Problem to work on = Print the data below line for line, leaving every character unchanged.
☆ ☆ ☆
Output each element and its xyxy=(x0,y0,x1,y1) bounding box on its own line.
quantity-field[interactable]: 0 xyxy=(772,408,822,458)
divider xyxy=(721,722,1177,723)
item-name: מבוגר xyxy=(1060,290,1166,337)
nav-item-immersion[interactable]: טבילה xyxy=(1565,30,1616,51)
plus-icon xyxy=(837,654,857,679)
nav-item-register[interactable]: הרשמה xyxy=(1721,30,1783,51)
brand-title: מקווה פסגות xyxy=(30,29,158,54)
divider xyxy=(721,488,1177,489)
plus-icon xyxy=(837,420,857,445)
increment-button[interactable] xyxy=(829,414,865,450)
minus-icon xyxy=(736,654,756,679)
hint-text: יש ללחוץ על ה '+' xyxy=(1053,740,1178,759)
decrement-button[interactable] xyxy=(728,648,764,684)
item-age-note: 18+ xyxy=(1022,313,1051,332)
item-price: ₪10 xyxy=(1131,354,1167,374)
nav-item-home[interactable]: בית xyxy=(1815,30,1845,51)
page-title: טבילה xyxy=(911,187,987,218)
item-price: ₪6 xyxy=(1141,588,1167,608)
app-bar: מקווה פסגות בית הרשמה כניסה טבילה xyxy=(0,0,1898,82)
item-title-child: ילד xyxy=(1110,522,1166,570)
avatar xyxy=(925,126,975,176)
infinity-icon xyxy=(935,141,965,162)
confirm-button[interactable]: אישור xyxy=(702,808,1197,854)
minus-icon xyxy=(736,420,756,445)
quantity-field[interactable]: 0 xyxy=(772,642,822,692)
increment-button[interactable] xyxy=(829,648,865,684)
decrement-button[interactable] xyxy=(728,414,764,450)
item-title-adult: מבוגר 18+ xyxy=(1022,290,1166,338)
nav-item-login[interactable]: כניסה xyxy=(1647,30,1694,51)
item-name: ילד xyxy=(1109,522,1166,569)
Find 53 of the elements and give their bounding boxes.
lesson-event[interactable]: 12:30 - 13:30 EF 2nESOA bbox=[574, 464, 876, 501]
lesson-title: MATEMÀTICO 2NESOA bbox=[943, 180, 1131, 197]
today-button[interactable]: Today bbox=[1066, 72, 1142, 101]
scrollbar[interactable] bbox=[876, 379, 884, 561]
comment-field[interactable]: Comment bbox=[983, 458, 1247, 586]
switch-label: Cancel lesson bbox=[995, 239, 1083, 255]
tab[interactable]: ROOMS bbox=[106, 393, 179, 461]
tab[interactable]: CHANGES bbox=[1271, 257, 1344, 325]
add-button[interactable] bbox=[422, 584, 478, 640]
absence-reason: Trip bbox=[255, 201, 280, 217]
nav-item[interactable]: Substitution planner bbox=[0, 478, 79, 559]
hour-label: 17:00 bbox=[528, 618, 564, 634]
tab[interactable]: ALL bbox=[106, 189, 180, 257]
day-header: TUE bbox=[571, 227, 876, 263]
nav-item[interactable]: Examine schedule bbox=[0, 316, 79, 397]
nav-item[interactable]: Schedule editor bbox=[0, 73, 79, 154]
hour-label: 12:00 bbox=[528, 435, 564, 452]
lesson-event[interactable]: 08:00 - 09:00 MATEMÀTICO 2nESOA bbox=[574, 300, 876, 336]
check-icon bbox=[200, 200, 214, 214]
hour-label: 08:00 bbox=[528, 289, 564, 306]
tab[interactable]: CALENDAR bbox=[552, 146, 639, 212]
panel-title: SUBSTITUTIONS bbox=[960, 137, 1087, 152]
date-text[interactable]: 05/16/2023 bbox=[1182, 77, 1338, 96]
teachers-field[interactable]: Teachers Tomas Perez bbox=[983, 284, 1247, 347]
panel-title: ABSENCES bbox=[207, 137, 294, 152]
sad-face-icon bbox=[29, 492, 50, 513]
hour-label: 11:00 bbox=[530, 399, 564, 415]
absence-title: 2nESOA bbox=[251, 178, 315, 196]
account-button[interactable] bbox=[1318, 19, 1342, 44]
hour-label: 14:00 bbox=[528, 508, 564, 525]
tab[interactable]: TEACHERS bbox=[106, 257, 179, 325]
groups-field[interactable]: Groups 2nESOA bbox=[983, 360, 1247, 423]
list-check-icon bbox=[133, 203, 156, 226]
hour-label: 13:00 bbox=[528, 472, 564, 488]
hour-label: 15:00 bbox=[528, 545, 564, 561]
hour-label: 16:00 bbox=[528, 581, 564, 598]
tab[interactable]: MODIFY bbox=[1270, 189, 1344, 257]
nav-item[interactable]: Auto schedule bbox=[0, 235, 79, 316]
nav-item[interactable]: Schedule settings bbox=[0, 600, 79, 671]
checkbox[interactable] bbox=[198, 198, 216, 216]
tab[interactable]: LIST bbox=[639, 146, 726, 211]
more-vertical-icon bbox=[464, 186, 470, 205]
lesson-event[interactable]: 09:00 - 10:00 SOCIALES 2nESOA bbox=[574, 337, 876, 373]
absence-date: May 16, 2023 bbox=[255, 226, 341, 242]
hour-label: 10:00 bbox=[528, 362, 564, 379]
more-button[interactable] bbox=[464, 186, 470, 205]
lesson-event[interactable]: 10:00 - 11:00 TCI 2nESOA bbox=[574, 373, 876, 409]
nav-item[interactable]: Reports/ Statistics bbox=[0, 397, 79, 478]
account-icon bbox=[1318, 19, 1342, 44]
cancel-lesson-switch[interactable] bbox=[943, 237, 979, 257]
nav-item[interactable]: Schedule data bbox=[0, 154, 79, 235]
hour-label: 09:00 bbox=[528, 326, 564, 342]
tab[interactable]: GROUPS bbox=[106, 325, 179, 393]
☆ ☆ ☆
Reply =
Output each element and its xyxy=(x0,y0,x1,y1) bounding box on its own line.
quantity-field[interactable]: 0 xyxy=(772,408,822,458)
divider xyxy=(721,722,1177,723)
item-name: מבוגר xyxy=(1060,290,1166,337)
nav-item-immersion[interactable]: טבילה xyxy=(1565,30,1616,51)
plus-icon xyxy=(837,654,857,679)
nav-item-register[interactable]: הרשמה xyxy=(1721,30,1783,51)
brand-title: מקווה פסגות xyxy=(30,29,158,54)
divider xyxy=(721,488,1177,489)
plus-icon xyxy=(837,420,857,445)
increment-button[interactable] xyxy=(829,414,865,450)
minus-icon xyxy=(736,654,756,679)
hint-text: יש ללחוץ על ה '+' xyxy=(1053,740,1178,759)
decrement-button[interactable] xyxy=(728,648,764,684)
item-age-note: 18+ xyxy=(1022,313,1051,332)
item-price: ₪10 xyxy=(1131,354,1167,374)
nav-item-home[interactable]: בית xyxy=(1815,30,1845,51)
page-title: טבילה xyxy=(911,187,987,218)
item-price: ₪6 xyxy=(1141,588,1167,608)
app-bar: מקווה פסגות בית הרשמה כניסה טבילה xyxy=(0,0,1898,82)
item-title-child: ילד xyxy=(1110,522,1166,570)
avatar xyxy=(925,126,975,176)
infinity-icon xyxy=(935,141,965,162)
confirm-button[interactable]: אישור xyxy=(702,808,1197,854)
minus-icon xyxy=(736,420,756,445)
quantity-field[interactable]: 0 xyxy=(772,642,822,692)
increment-button[interactable] xyxy=(829,648,865,684)
decrement-button[interactable] xyxy=(728,414,764,450)
item-title-adult: מבוגר 18+ xyxy=(1022,290,1166,338)
nav-item-login[interactable]: כניסה xyxy=(1647,30,1694,51)
item-name: ילד xyxy=(1109,522,1166,569)
Find 53 of the elements and give their bounding boxes.
lesson-event[interactable]: 12:30 - 13:30 EF 2nESOA bbox=[574, 464, 876, 501]
lesson-title: MATEMÀTICO 2NESOA bbox=[943, 180, 1131, 197]
today-button[interactable]: Today bbox=[1066, 72, 1142, 101]
scrollbar[interactable] bbox=[876, 379, 884, 561]
comment-field[interactable]: Comment bbox=[983, 458, 1247, 586]
switch-label: Cancel lesson bbox=[995, 239, 1083, 255]
tab[interactable]: ROOMS bbox=[106, 393, 179, 461]
tab[interactable]: CHANGES bbox=[1271, 257, 1344, 325]
add-button[interactable] bbox=[422, 584, 478, 640]
absence-reason: Trip bbox=[255, 201, 280, 217]
nav-item[interactable]: Substitution planner bbox=[0, 478, 79, 559]
hour-label: 17:00 bbox=[528, 618, 564, 634]
tab[interactable]: ALL bbox=[106, 189, 180, 257]
day-header: TUE bbox=[571, 227, 876, 263]
nav-item[interactable]: Examine schedule bbox=[0, 316, 79, 397]
nav-item[interactable]: Schedule editor bbox=[0, 73, 79, 154]
hour-label: 12:00 bbox=[528, 435, 564, 452]
lesson-event[interactable]: 08:00 - 09:00 MATEMÀTICO 2nESOA bbox=[574, 300, 876, 336]
check-icon bbox=[200, 200, 214, 214]
hour-label: 08:00 bbox=[528, 289, 564, 306]
tab[interactable]: CALENDAR bbox=[552, 146, 639, 212]
panel-title: SUBSTITUTIONS bbox=[960, 137, 1087, 152]
date-text[interactable]: 05/16/2023 bbox=[1182, 77, 1338, 96]
teachers-field[interactable]: Teachers Tomas Perez bbox=[983, 284, 1247, 347]
panel-title: ABSENCES bbox=[207, 137, 294, 152]
sad-face-icon bbox=[29, 492, 50, 513]
hour-label: 11:00 bbox=[530, 399, 564, 415]
absence-title: 2nESOA bbox=[251, 178, 315, 196]
account-button[interactable] bbox=[1318, 19, 1342, 44]
hour-label: 14:00 bbox=[528, 508, 564, 525]
tab[interactable]: TEACHERS bbox=[106, 257, 179, 325]
groups-field[interactable]: Groups 2nESOA bbox=[983, 360, 1247, 423]
list-check-icon bbox=[133, 203, 156, 226]
hour-label: 13:00 bbox=[528, 472, 564, 488]
hour-label: 15:00 bbox=[528, 545, 564, 561]
hour-label: 16:00 bbox=[528, 581, 564, 598]
tab[interactable]: MODIFY bbox=[1270, 189, 1344, 257]
nav-item[interactable]: Auto schedule bbox=[0, 235, 79, 316]
nav-item[interactable]: Schedule settings bbox=[0, 600, 79, 671]
checkbox[interactable] bbox=[198, 198, 216, 216]
tab[interactable]: LIST bbox=[639, 146, 726, 211]
more-vertical-icon bbox=[464, 186, 470, 205]
lesson-event[interactable]: 09:00 - 10:00 SOCIALES 2nESOA bbox=[574, 337, 876, 373]
absence-date: May 16, 2023 bbox=[255, 226, 341, 242]
hour-label: 10:00 bbox=[528, 362, 564, 379]
more-button[interactable] bbox=[464, 186, 470, 205]
lesson-event[interactable]: 10:00 - 11:00 TCI 2nESOA bbox=[574, 373, 876, 409]
nav-item[interactable]: Reports/ Statistics bbox=[0, 397, 79, 478]
account-icon bbox=[1318, 19, 1342, 44]
cancel-lesson-switch[interactable] bbox=[943, 237, 979, 257]
nav-item[interactable]: Schedule data bbox=[0, 154, 79, 235]
hour-label: 09:00 bbox=[528, 326, 564, 342]
tab[interactable]: GROUPS bbox=[106, 325, 179, 393]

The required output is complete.